■ **SHORT EXERCISE**
Look through the data below. Pick out the lines holding the string "PASSIVO".

--- Start of EXERCISE MATERIAL ---

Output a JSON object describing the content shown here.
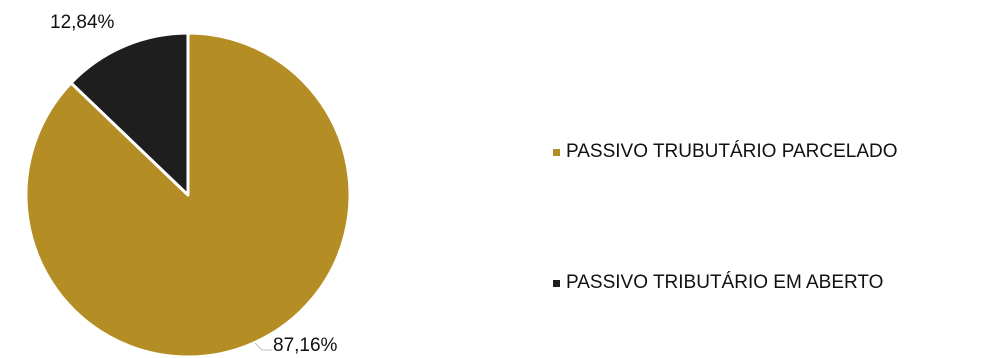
{
  "chart_data": {
    "type": "pie",
    "categories": [
      "PASSIVO TRUBUTÁRIO PARCELADO",
      "PASSIVO TRIBUTÁRIO EM ABERTO"
    ],
    "values": [
      87.16,
      12.84
    ],
    "data_labels": [
      "87,16%",
      "12,84%"
    ],
    "colors": [
      "#B58D25",
      "#1E1E1E"
    ],
    "start_angle": "12 o'clock",
    "direction": "clockwise",
    "legend_position": "right"
  }
}
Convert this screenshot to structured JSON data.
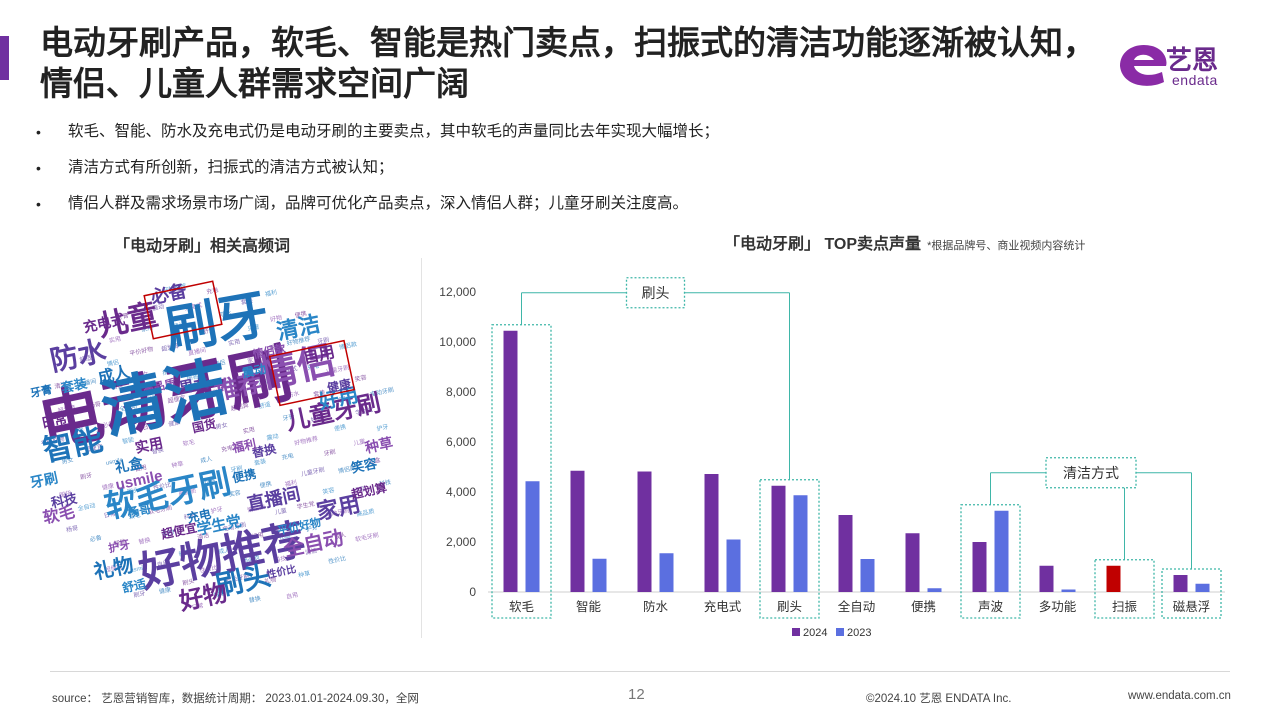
{
  "header": {
    "title": "电动牙刷产品，软毛、智能是热门卖点，扫振式的清洁功能逐渐被认知，情侣、儿童人群需求空间广阔",
    "logo_cn": "艺恩",
    "logo_en": "endata"
  },
  "bullets": [
    "软毛、智能、防水及充电式仍是电动牙刷的主要卖点，其中软毛的声量同比去年实现大幅增长；",
    "清洁方式有所创新，扫振式的清洁方式被认知；",
    "情侣人群及需求场景市场广阔，品牌可优化产品卖点，深入情侣人群；儿童牙刷关注度高。"
  ],
  "bullet_symbol": "•",
  "wordcloud": {
    "title": "「电动牙刷」相关高频词",
    "words": [
      "电动牙刷",
      "刷牙",
      "好物推荐",
      "软毛牙刷",
      "情侣",
      "儿童",
      "智能",
      "防水",
      "清洁",
      "推荐",
      "儿童牙刷",
      "刷头",
      "家用",
      "好用",
      "全自动",
      "好物",
      "礼物",
      "直播间",
      "学生党",
      "usmile",
      "充电式",
      "成人",
      "男女",
      "牙刷",
      "软毛",
      "实用",
      "礼盒",
      "必备",
      "套装",
      "种草",
      "超划算",
      "笑容",
      "健康",
      "震动",
      "高品质",
      "国货",
      "便携",
      "替换",
      "舒适",
      "护牙",
      "超便宜",
      "充电",
      "性价比",
      "平价好物",
      "情侣款",
      "日常",
      "牙膏",
      "科技",
      "杨哥",
      "福利",
      "自用",
      "清洁"
    ],
    "colors": [
      "#6a2a8c",
      "#1e73b8",
      "#5b3fa0",
      "#2a86c7",
      "#8a4fb0"
    ]
  },
  "chart_data": {
    "type": "bar",
    "title": "「电动牙刷」 TOP卖点声量",
    "note": "*根据品牌号、商业视频内容统计",
    "categories": [
      "软毛",
      "智能",
      "防水",
      "充电式",
      "刷头",
      "全自动",
      "便携",
      "声波",
      "多功能",
      "扫振",
      "磁悬浮"
    ],
    "series": [
      {
        "name": "2024",
        "color": "#7030a0",
        "values": [
          10450,
          4850,
          4820,
          4720,
          4250,
          3080,
          2350,
          2000,
          1050,
          1050,
          680
        ]
      },
      {
        "name": "2023",
        "color": "#5b6fe0",
        "values": [
          4430,
          1330,
          1550,
          2100,
          3870,
          1320,
          150,
          3250,
          100,
          0,
          330
        ]
      }
    ],
    "highlight": {
      "category": "扫振",
      "series": "2024",
      "color": "#c00000"
    },
    "ylim": [
      0,
      12000
    ],
    "yticks": [
      "0",
      "2,000",
      "4,000",
      "6,000",
      "8,000",
      "10,000",
      "12,000"
    ],
    "groups": [
      {
        "label": "刷头",
        "members": [
          "软毛",
          "刷头"
        ]
      },
      {
        "label": "清洁方式",
        "members": [
          "声波",
          "扫振",
          "磁悬浮"
        ]
      }
    ],
    "legend": "bottom-center",
    "grid": false
  },
  "footer": {
    "source": "source： 艺恩营销智库，数据统计周期： 2023.01.01-2024.09.30，全网",
    "page": "12",
    "copyright": "©2024.10  艺恩 ENDATA Inc.",
    "url": "www.endata.com.cn"
  }
}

--- End of EXERCISE MATERIAL ---

■ **COMPLETE ANSWER**
      "PASSIVO TRUBUTÁRIO PARCELADO",
      "PASSIVO TRIBUTÁRIO EM ABERTO"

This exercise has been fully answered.